§ SHORT TASK:
Copy each entry as it stands, leaving nothing out.

-.-.-

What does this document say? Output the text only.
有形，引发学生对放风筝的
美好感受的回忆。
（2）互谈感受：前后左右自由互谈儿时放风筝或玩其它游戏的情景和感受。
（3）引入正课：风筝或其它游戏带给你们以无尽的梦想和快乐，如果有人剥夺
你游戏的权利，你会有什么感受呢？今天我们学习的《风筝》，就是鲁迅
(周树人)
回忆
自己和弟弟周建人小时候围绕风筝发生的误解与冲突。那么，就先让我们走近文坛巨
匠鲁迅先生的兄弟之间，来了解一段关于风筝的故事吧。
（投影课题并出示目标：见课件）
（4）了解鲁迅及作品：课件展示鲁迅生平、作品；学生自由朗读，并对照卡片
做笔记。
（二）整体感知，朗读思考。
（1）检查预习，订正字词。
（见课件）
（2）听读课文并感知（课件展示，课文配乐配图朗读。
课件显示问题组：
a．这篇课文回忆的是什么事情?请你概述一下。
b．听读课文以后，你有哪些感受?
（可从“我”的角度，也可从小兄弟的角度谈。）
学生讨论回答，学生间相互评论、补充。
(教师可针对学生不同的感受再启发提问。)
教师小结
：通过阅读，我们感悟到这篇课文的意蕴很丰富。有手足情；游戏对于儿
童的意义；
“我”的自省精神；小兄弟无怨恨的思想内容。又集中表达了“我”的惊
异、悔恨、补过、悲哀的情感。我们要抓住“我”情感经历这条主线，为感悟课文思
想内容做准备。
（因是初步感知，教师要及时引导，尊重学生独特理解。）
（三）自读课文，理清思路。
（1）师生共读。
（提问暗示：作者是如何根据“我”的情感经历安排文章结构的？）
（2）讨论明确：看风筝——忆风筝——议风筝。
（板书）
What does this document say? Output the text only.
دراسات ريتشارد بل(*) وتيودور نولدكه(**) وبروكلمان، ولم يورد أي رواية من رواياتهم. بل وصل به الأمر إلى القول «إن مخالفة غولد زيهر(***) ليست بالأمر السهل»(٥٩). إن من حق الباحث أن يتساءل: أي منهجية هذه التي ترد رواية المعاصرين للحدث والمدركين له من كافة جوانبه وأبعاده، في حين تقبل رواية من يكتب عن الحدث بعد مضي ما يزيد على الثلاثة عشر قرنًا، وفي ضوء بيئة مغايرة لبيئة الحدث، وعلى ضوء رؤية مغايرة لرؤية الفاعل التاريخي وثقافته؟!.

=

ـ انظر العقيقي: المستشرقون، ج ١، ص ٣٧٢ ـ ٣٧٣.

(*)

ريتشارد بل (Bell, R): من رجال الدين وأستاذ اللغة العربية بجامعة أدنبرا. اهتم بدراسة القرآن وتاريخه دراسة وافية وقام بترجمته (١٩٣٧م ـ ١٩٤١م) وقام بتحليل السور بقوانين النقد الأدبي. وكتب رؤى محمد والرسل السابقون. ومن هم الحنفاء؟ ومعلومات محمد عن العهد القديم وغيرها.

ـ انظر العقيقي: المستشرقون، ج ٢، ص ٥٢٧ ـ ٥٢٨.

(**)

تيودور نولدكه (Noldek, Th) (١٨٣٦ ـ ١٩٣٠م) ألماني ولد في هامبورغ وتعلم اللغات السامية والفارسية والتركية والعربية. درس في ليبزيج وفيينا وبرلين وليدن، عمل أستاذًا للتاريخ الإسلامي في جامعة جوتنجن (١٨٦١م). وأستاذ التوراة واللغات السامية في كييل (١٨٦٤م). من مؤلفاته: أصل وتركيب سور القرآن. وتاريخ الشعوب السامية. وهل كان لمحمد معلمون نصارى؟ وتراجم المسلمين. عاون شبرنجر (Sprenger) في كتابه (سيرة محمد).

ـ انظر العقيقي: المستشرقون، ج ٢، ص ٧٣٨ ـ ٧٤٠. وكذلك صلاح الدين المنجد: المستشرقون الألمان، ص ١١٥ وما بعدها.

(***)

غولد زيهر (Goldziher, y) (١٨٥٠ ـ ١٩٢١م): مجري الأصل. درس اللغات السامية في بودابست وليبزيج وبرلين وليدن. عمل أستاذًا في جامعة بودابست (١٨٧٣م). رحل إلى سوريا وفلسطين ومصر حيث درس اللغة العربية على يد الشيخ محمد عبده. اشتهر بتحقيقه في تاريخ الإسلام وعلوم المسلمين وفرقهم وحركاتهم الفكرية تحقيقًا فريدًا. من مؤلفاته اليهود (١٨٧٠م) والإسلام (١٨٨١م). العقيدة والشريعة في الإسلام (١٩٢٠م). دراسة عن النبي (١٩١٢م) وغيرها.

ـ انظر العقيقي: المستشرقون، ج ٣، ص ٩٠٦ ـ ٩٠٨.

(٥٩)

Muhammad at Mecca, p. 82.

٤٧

-.-.-

§ EXERCISE RESPONSE:
What does this document say? Output the text only.
有形，引发学生对放风筝的
美好感受的回忆。
（2）互谈感受：前后左右自由互谈儿时放风筝或玩其它游戏的情景和感受。
（3）引入正课：风筝或其它游戏带给你们以无尽的梦想和快乐，如果有人剥夺
你游戏的权利，你会有什么感受呢？今天我们学习的《风筝》，就是鲁迅
(周树人)
回忆
自己和弟弟周建人小时候围绕风筝发生的误解与冲突。那么，就先让我们走近文坛巨
匠鲁迅先生的兄弟之间，来了解一段关于风筝的故事吧。
（投影课题并出示目标：见课件）
（4）了解鲁迅及作品：课件展示鲁迅生平、作品；学生自由朗读，并对照卡片
做笔记。
（二）整体感知，朗读思考。
（1）检查预习，订正字词。
（见课件）
（2）听读课文并感知（课件展示，课文配乐配图朗读。
课件显示问题组：
a．这篇课文回忆的是什么事情?请你概述一下。
b．听读课文以后，你有哪些感受?
（可从“我”的角度，也可从小兄弟的角度谈。）
学生讨论回答，学生间相互评论、补充。
(教师可针对学生不同的感受再启发提问。)
教师小结
：通过阅读，我们感悟到这篇课文的意蕴很丰富。有手足情；游戏对于儿
童的意义；
“我”的自省精神；小兄弟无怨恨的思想内容。又集中表达了“我”的惊
异、悔恨、补过、悲哀的情感。我们要抓住“我”情感经历这条主线，为感悟课文思
想内容做准备。
（因是初步感知，教师要及时引导，尊重学生独特理解。）
（三）自读课文，理清思路。
（1）师生共读。
（提问暗示：作者是如何根据“我”的情感经历安排文章结构的？）
（2）讨论明确：看风筝——忆风筝——议风筝。
（板书）
What does this document say? Output the text only.
دراسات ريتشارد بل(*) وتيودور نولدكه(**) وبروكلمان، ولم يورد أي رواية من رواياتهم. بل وصل به الأمر إلى القول «إن مخالفة غولد زيهر(***) ليست بالأمر السهل»(٥٩). إن من حق الباحث أن يتساءل: أي منهجية هذه التي ترد رواية المعاصرين للحدث والمدركين له من كافة جوانبه وأبعاده، في حين تقبل رواية من يكتب عن الحدث بعد مضي ما يزيد على الثلاثة عشر قرنًا، وفي ضوء بيئة مغايرة لبيئة الحدث، وعلى ضوء رؤية مغايرة لرؤية الفاعل التاريخي وثقافته؟!.

=

ـ انظر العقيقي: المستشرقون، ج ١، ص ٣٧٢ ـ ٣٧٣.

(*)

ريتشارد بل (Bell, R): من رجال الدين وأستاذ اللغة العربية بجامعة أدنبرا. اهتم بدراسة القرآن وتاريخه دراسة وافية وقام بترجمته (١٩٣٧م ـ ١٩٤١م) وقام بتحليل السور بقوانين النقد الأدبي. وكتب رؤى محمد والرسل السابقون. ومن هم الحنفاء؟ ومعلومات محمد عن العهد القديم وغيرها.

ـ انظر العقيقي: المستشرقون، ج ٢، ص ٥٢٧ ـ ٥٢٨.

(**)

تيودور نولدكه (Noldek, Th) (١٨٣٦ ـ ١٩٣٠م) ألماني ولد في هامبورغ وتعلم اللغات السامية والفارسية والتركية والعربية. درس في ليبزيج وفيينا وبرلين وليدن، عمل أستاذًا للتاريخ الإسلامي في جامعة جوتنجن (١٨٦١م). وأستاذ التوراة واللغات السامية في كييل (١٨٦٤م). من مؤلفاته: أصل وتركيب سور القرآن. وتاريخ الشعوب السامية. وهل كان لمحمد معلمون نصارى؟ وتراجم المسلمين. عاون شبرنجر (Sprenger) في كتابه (سيرة محمد).

ـ انظر العقيقي: المستشرقون، ج ٢، ص ٧٣٨ ـ ٧٤٠. وكذلك صلاح الدين المنجد: المستشرقون الألمان، ص ١١٥ وما بعدها.

(***)

غولد زيهر (Goldziher, y) (١٨٥٠ ـ ١٩٢١م): مجري الأصل. درس اللغات السامية في بودابست وليبزيج وبرلين وليدن. عمل أستاذًا في جامعة بودابست (١٨٧٣م). رحل إلى سوريا وفلسطين ومصر حيث درس اللغة العربية على يد الشيخ محمد عبده. اشتهر بتحقيقه في تاريخ الإسلام وعلوم المسلمين وفرقهم وحركاتهم الفكرية تحقيقًا فريدًا. من مؤلفاته اليهود (١٨٧٠م) والإسلام (١٨٨١م). العقيدة والشريعة في الإسلام (١٩٢٠م). دراسة عن النبي (١٩١٢م) وغيرها.

ـ انظر العقيقي: المستشرقون، ج ٣، ص ٩٠٦ ـ ٩٠٨.

(٥٩)

Muhammad at Mecca, p. 82.

٤٧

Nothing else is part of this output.